**Data entries**
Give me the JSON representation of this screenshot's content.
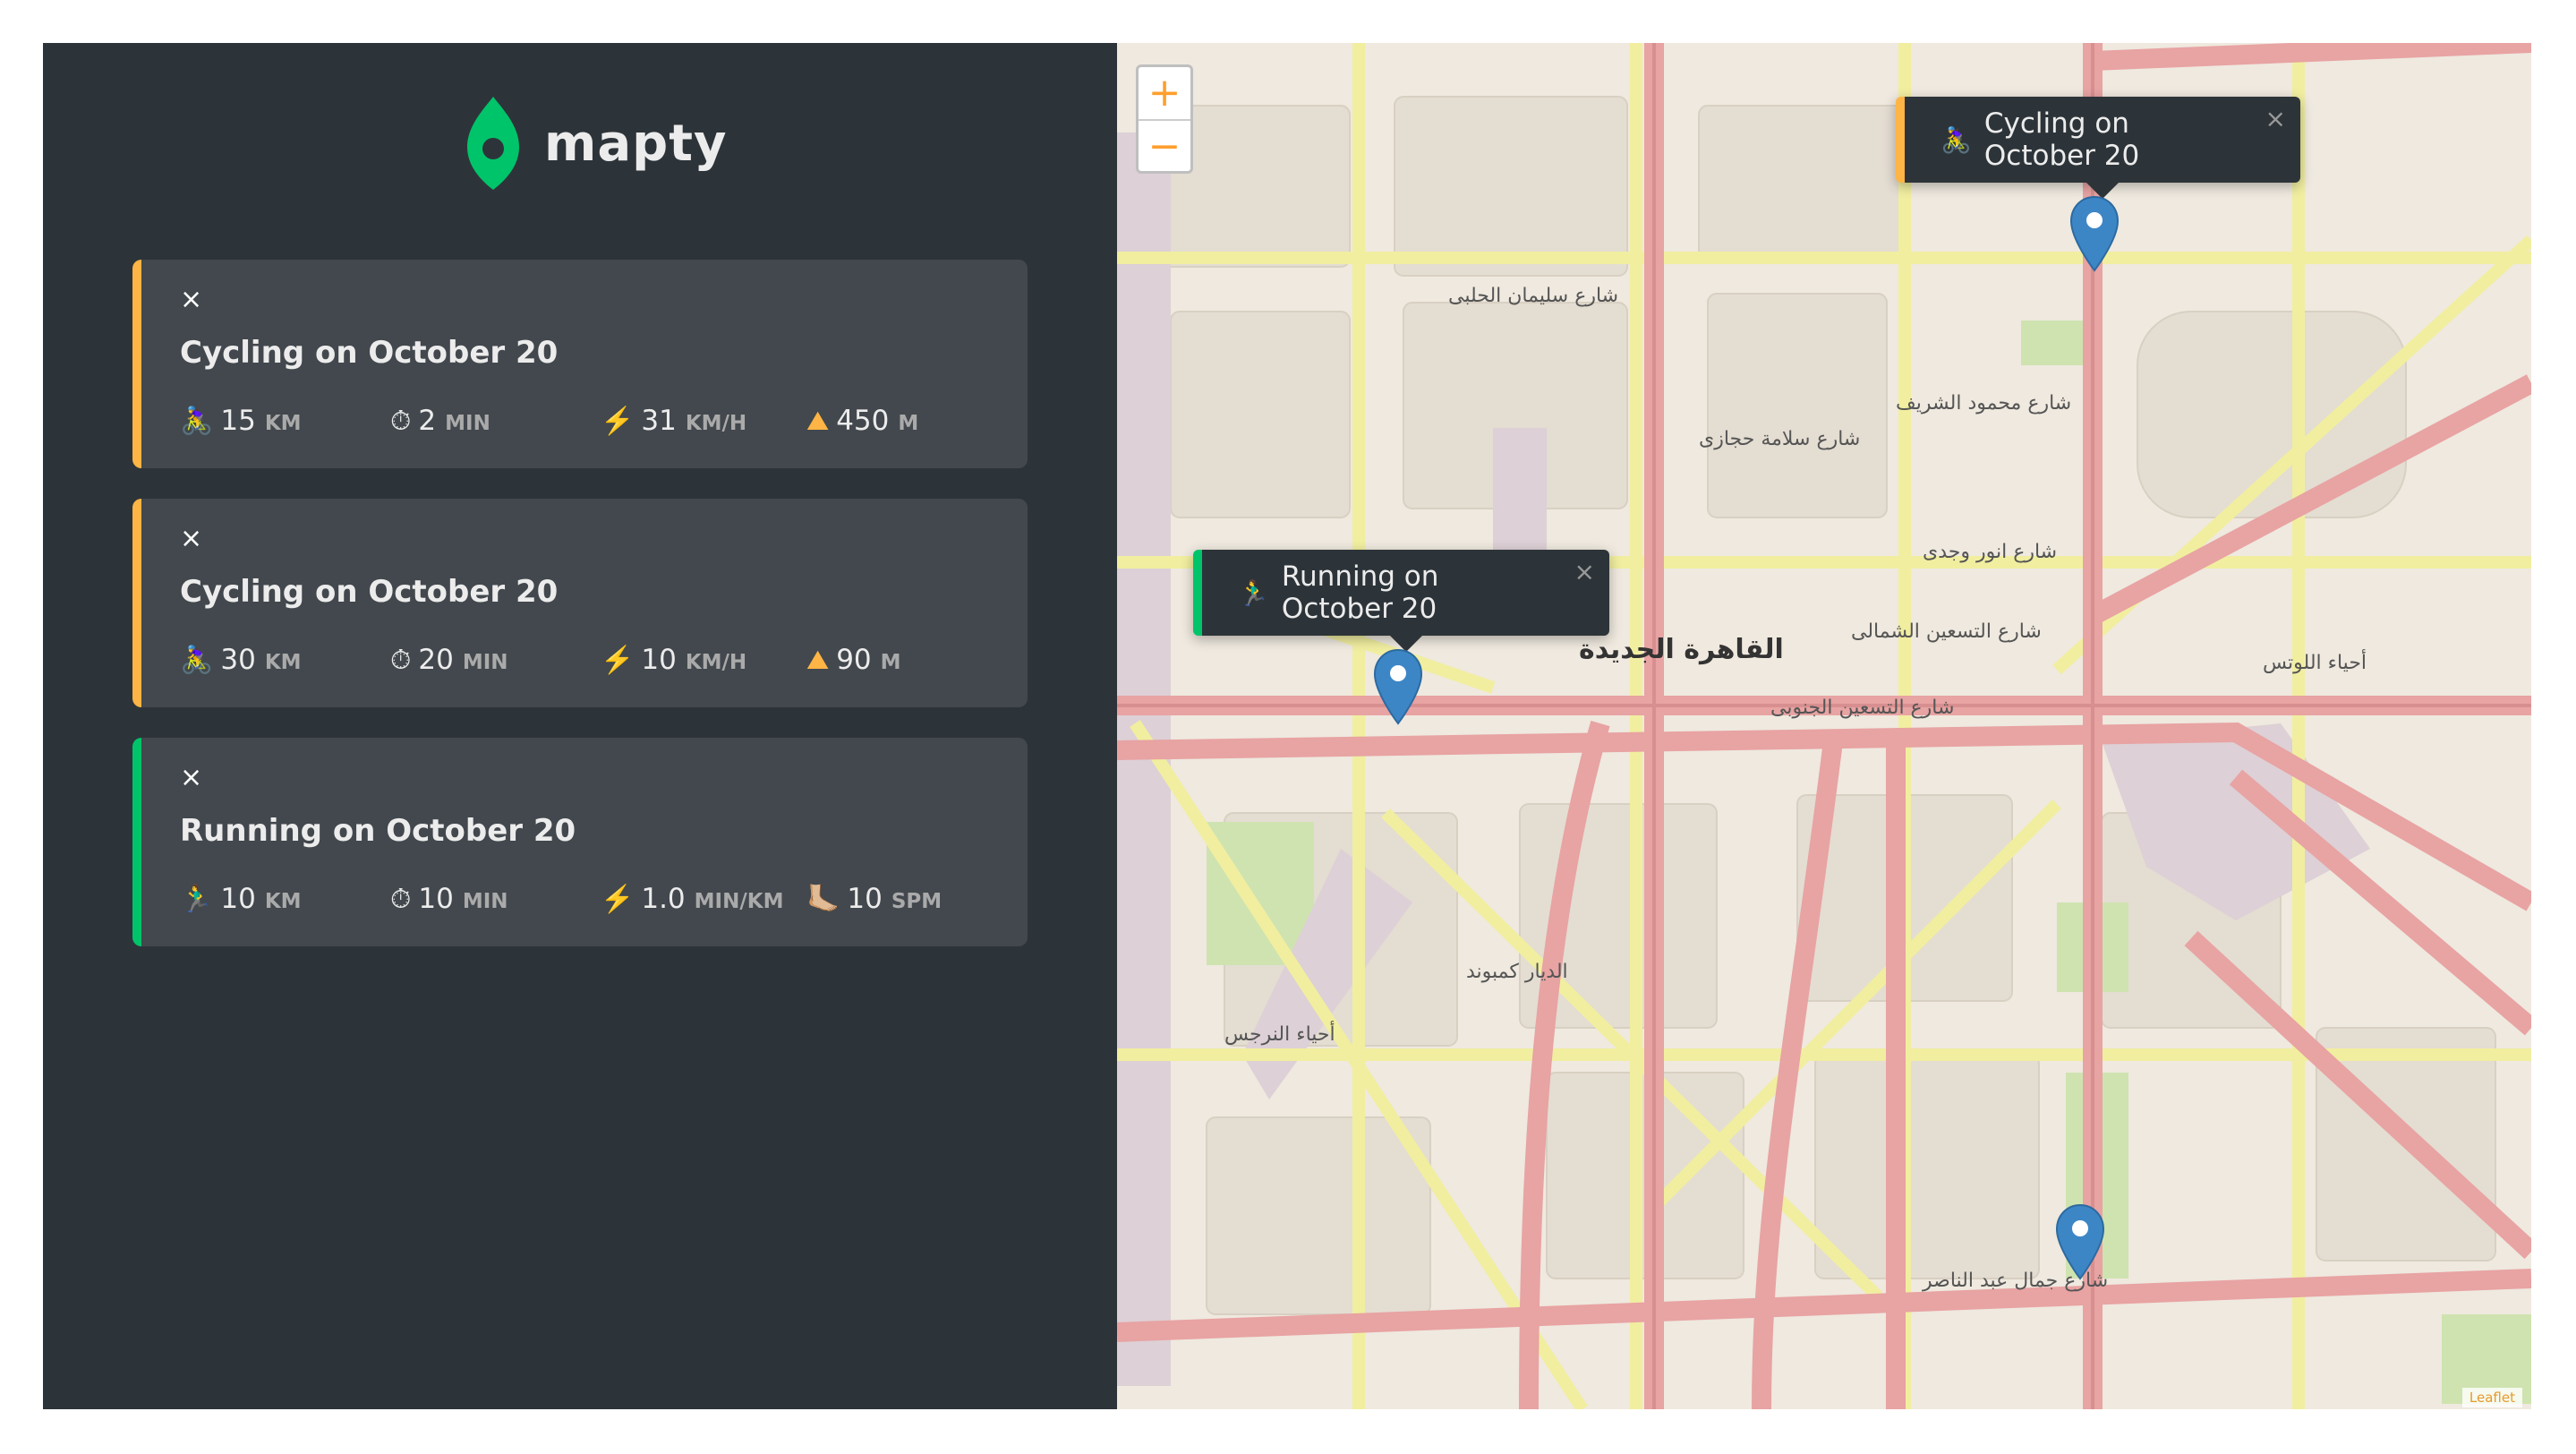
{
  "app": {
    "name": "mapty"
  },
  "colors": {
    "cycling": "#ffb545",
    "running": "#00c46a",
    "sidebar": "#2d3439",
    "card": "#42484d"
  },
  "workouts": [
    {
      "type": "cycling",
      "close": "×",
      "title": "Cycling on October 20",
      "stats": [
        {
          "icon": "cyclist-icon",
          "emoji": "🚴‍♀️",
          "value": "15",
          "unit": "km"
        },
        {
          "icon": "clock-icon",
          "emoji": "⏱",
          "value": "2",
          "unit": "min"
        },
        {
          "icon": "lightning-icon",
          "emoji": "⚡️",
          "value": "31",
          "unit": "km/h"
        },
        {
          "icon": "mountain-icon",
          "emoji": "⛰",
          "value": "450",
          "unit": "m"
        }
      ]
    },
    {
      "type": "cycling",
      "close": "×",
      "title": "Cycling on October 20",
      "stats": [
        {
          "icon": "cyclist-icon",
          "emoji": "🚴‍♀️",
          "value": "30",
          "unit": "km"
        },
        {
          "icon": "clock-icon",
          "emoji": "⏱",
          "value": "20",
          "unit": "min"
        },
        {
          "icon": "lightning-icon",
          "emoji": "⚡️",
          "value": "10",
          "unit": "km/h"
        },
        {
          "icon": "mountain-icon",
          "emoji": "⛰",
          "value": "90",
          "unit": "m"
        }
      ]
    },
    {
      "type": "running",
      "close": "×",
      "title": "Running on October 20",
      "stats": [
        {
          "icon": "runner-icon",
          "emoji": "🏃‍♂️",
          "value": "10",
          "unit": "km"
        },
        {
          "icon": "clock-icon",
          "emoji": "⏱",
          "value": "10",
          "unit": "min"
        },
        {
          "icon": "lightning-icon",
          "emoji": "⚡️",
          "value": "1.0",
          "unit": "min/km"
        },
        {
          "icon": "footprint-icon",
          "emoji": "🦶🏼",
          "value": "10",
          "unit": "spm"
        }
      ]
    }
  ],
  "map": {
    "zoom_in": "+",
    "zoom_out": "−",
    "popups": [
      {
        "type": "cycling",
        "emoji": "🚴‍♀️",
        "label": "Cycling on October 20",
        "close": "×"
      },
      {
        "type": "running",
        "emoji": "🏃‍♂️",
        "label": "Running on October 20",
        "close": "×"
      }
    ],
    "labels": {
      "city": "القاهرة الجديدة",
      "l1": "شارع التسعين الشمالى",
      "l2": "شارع التسعين الجنوبى",
      "l3": "شارع جمال عبد الناصر",
      "l4": "شارع محمود الشريف",
      "l5": "شارع انور وجدى",
      "l6": "أحياء اللوتس",
      "l7": "الديار كمبوند",
      "l8": "أحياء النرجس",
      "l9": "شارع سليمان الحلبى",
      "l10": "شارع سلامة حجازى"
    },
    "attribution": "Leaflet"
  }
}
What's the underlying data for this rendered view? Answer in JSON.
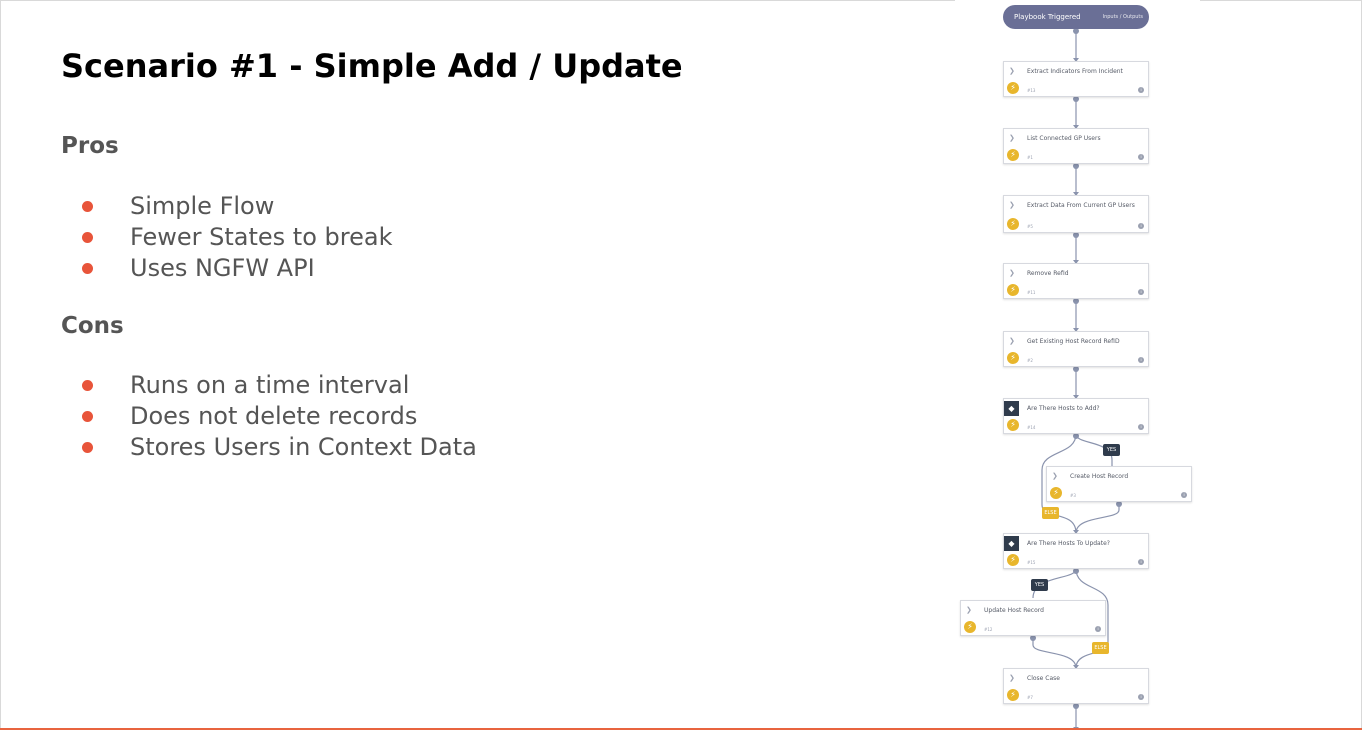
{
  "title": "Scenario #1 - Simple Add / Update",
  "pros": {
    "heading": "Pros",
    "items": [
      "Simple Flow",
      "Fewer States to break",
      "Uses NGFW API"
    ]
  },
  "cons": {
    "heading": "Cons",
    "items": [
      "Runs on a time interval",
      "Does not delete records",
      "Stores Users in Context Data"
    ]
  },
  "colors": {
    "bullet": "#e8543a",
    "accent_bar": "#e8643f",
    "trigger": "#6a6f96",
    "condition": "#2f3b4c",
    "else_tag": "#e8b62c"
  },
  "playbook": {
    "trigger": {
      "label": "Playbook Triggered",
      "io_label": "Inputs / Outputs"
    },
    "tasks": [
      {
        "label": "Extract Indicators From Incident",
        "id": "#13",
        "kind": "task"
      },
      {
        "label": "List Connected GP Users",
        "id": "#1",
        "kind": "task"
      },
      {
        "label": "Extract Data From Current GP Users",
        "id": "#5",
        "kind": "task"
      },
      {
        "label": "Remove RefId",
        "id": "#11",
        "kind": "task"
      },
      {
        "label": "Get Existing Host Record RefID",
        "id": "#2",
        "kind": "task"
      },
      {
        "label": "Are There Hosts to Add?",
        "id": "#14",
        "kind": "condition"
      },
      {
        "label": "Create Host Record",
        "id": "#3",
        "kind": "task"
      },
      {
        "label": "Are There Hosts To Update?",
        "id": "#15",
        "kind": "condition"
      },
      {
        "label": "Update Host Record",
        "id": "#12",
        "kind": "task"
      },
      {
        "label": "Close Case",
        "id": "#7",
        "kind": "task"
      }
    ],
    "branch_labels": {
      "yes": "YES",
      "else": "ELSE"
    }
  }
}
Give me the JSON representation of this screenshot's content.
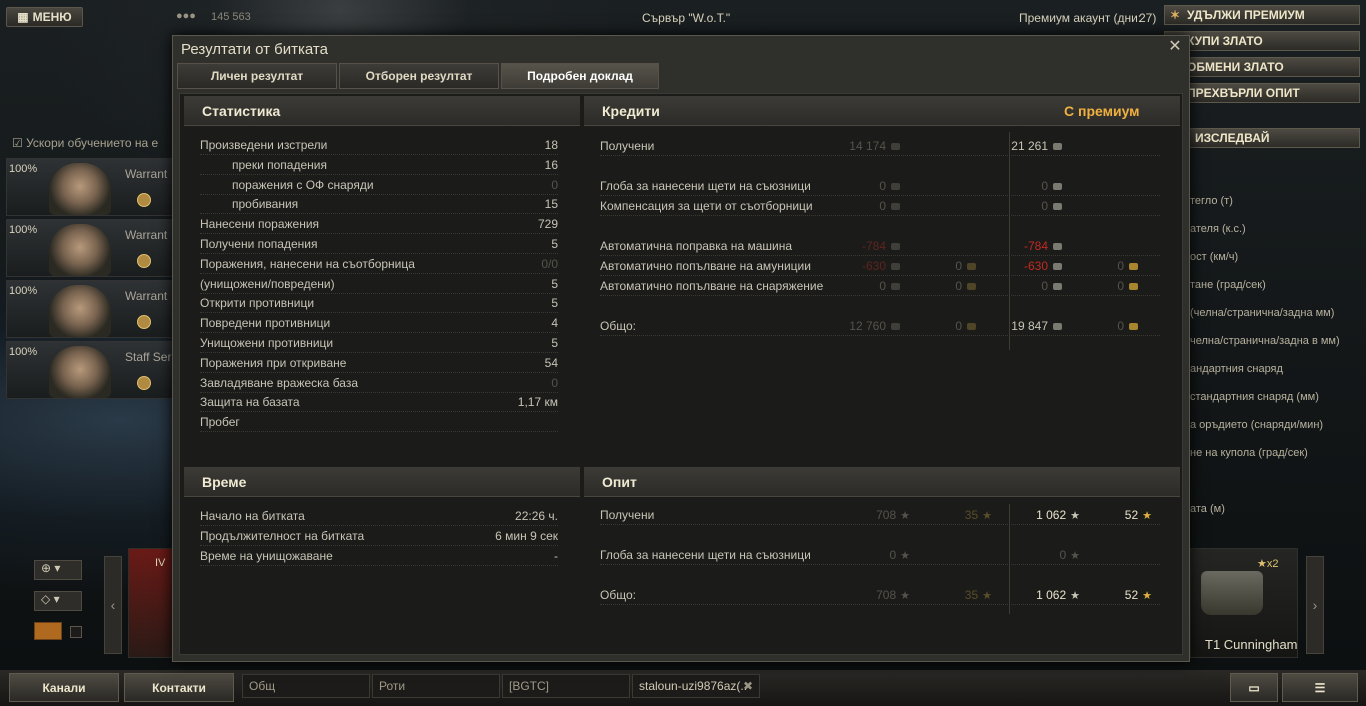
{
  "topbar": {
    "menu": "МЕНЮ",
    "player_count": "145 563",
    "server": "Сървър \"W.o.T.\"",
    "premium_label": "Премиум акаунт (дни:",
    "premium_days": "27)",
    "right_buttons": [
      "УДЪЛЖИ ПРЕМИУМ",
      "КУПИ ЗЛАТО",
      "ОБМЕНИ ЗЛАТО",
      "ПРЕХВЪРЛИ ОПИТ"
    ]
  },
  "left": {
    "accelerate": "Ускори обучението на е",
    "crew": [
      {
        "pct": "100%",
        "rank": "Warrant"
      },
      {
        "pct": "100%",
        "rank": "Warrant"
      },
      {
        "pct": "100%",
        "rank": "Warrant"
      },
      {
        "pct": "100%",
        "rank": "Staff Ser"
      }
    ]
  },
  "right": {
    "research": "ИЗСЛЕДВАЙ",
    "stats": [
      "тегло (т)",
      "ателя (к.с.)",
      "ост (км/ч)",
      "тане (град/сек)",
      "(челна/странична/задна мм)",
      "челна/странична/задна в мм)",
      "андартния снаряд",
      "стандартния снаряд (мм)",
      "а оръдието (снаряди/мин)",
      "не на купола (град/сек)",
      "ата (м)"
    ]
  },
  "carousel": {
    "tier": "IV",
    "tank_name": "T1 Cunningham",
    "multiplier": "x2"
  },
  "bottombar": {
    "channels": "Канали",
    "contacts": "Контакти",
    "chats": [
      "Общ",
      "Роти",
      "[BGTC]",
      "staloun-uzi9876az(.."
    ]
  },
  "dialog": {
    "title": "Резултати от битката",
    "tabs": [
      "Личен резултат",
      "Отборен резултат",
      "Подробен доклад"
    ],
    "stats": {
      "header": "Статистика",
      "rows": [
        {
          "label": "Произведени изстрели",
          "value": "18"
        },
        {
          "label": "преки попадения",
          "value": "16",
          "indent": true
        },
        {
          "label": "поражения с ОФ снаряди",
          "value": "0",
          "indent": true,
          "dim": true
        },
        {
          "label": "пробивания",
          "value": "15",
          "indent": true
        },
        {
          "label": "Нанесени поражения",
          "value": "729"
        },
        {
          "label": "Получени попадения",
          "value": "5"
        },
        {
          "label": "Поражения, нанесени на съотборница",
          "value": "0/0",
          "dim": true
        },
        {
          "label": "(унищожени/повредени)",
          "value": "5"
        },
        {
          "label": "Открити противници",
          "value": "5"
        },
        {
          "label": "Повредени противници",
          "value": "4"
        },
        {
          "label": "Унищожени противници",
          "value": "5"
        },
        {
          "label": "Поражения при откриване",
          "value": "54"
        },
        {
          "label": "Завладяване вражеска база",
          "value": "0",
          "dim": true
        },
        {
          "label": "Защита на базата",
          "value": "1,17 км"
        },
        {
          "label": "Пробег",
          "value": ""
        }
      ]
    },
    "time": {
      "header": "Време",
      "rows": [
        {
          "label": "Начало на битката",
          "value": "22:26 ч."
        },
        {
          "label": "Продължителност на битката",
          "value": "6 мин 9 сек"
        },
        {
          "label": "Време на унищожаване",
          "value": "-"
        }
      ]
    },
    "credits": {
      "header": "Кредити",
      "premium_header": "С премиум",
      "rows": [
        {
          "label": "Получени",
          "base": "14 174",
          "base_gold": "",
          "prem": "21 261",
          "prem_gold": ""
        },
        {
          "label": "Глоба за нанесени щети на съюзници",
          "base": "0",
          "base_gold": "",
          "prem": "0",
          "prem_gold": ""
        },
        {
          "label": "Компенсация за щети от съотборници",
          "base": "0",
          "base_gold": "",
          "prem": "0",
          "prem_gold": ""
        },
        {
          "label": "Автоматична поправка на машина",
          "base": "-784",
          "base_gold": "",
          "prem": "-784",
          "prem_gold": ""
        },
        {
          "label": "Автоматично попълване на амуниции",
          "base": "-630",
          "base_gold": "0",
          "prem": "-630",
          "prem_gold": "0"
        },
        {
          "label": "Автоматично попълване на снаряжение",
          "base": "0",
          "base_gold": "0",
          "prem": "0",
          "prem_gold": "0"
        },
        {
          "label": "Общо:",
          "base": "12 760",
          "base_gold": "0",
          "prem": "19 847",
          "prem_gold": "0"
        }
      ]
    },
    "xp": {
      "header": "Опит",
      "rows": [
        {
          "label": "Получени",
          "base": "708",
          "base_free": "35",
          "prem": "1 062",
          "prem_free": "52"
        },
        {
          "label": "Глоба за нанесени щети на съюзници",
          "base": "0",
          "base_free": "",
          "prem": "0",
          "prem_free": ""
        },
        {
          "label": "Общо:",
          "base": "708",
          "base_free": "35",
          "prem": "1 062",
          "prem_free": "52"
        }
      ]
    }
  },
  "colors": {
    "gold": "#f0b040",
    "negative": "#c22a22",
    "premium_header": "#f0b040"
  }
}
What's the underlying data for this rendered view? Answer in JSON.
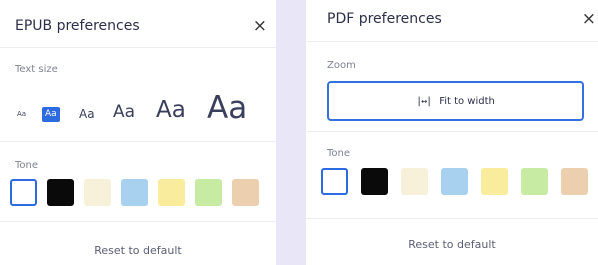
{
  "epub": {
    "title": "EPUB preferences",
    "close_icon": "×",
    "text_size_label": "Text size",
    "text_sizes": [
      "Aa",
      "Aa",
      "Aa",
      "Aa",
      "Aa",
      "Aa"
    ],
    "selected_text_size_index": 1,
    "tone_label": "Tone",
    "tones": [
      "#ffffff",
      "#0a0a0a",
      "#f7f1d9",
      "#a7d1ee",
      "#f9ec9c",
      "#c7eba2",
      "#eccfae"
    ],
    "selected_tone_index": 0,
    "reset_label": "Reset to default"
  },
  "pdf": {
    "title": "PDF preferences",
    "close_icon": "×",
    "zoom_label": "Zoom",
    "zoom_button_label": "Fit to width",
    "zoom_button_icon": "fit-width-icon",
    "tone_label": "Tone",
    "tones": [
      "#ffffff",
      "#0a0a0a",
      "#f7f1d9",
      "#a7d1ee",
      "#f9ec9c",
      "#c7eba2",
      "#eccfae"
    ],
    "selected_tone_index": 0,
    "reset_label": "Reset to default"
  },
  "colors": {
    "accent": "#2d6be0",
    "background": "#e9e6f7"
  }
}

**What is asked**
Where a line above contains the word "There", copy that line.

**Answer to the task**
        "label": "Are There Hosts to Add?",
        "label": "Are There Hosts To Update?",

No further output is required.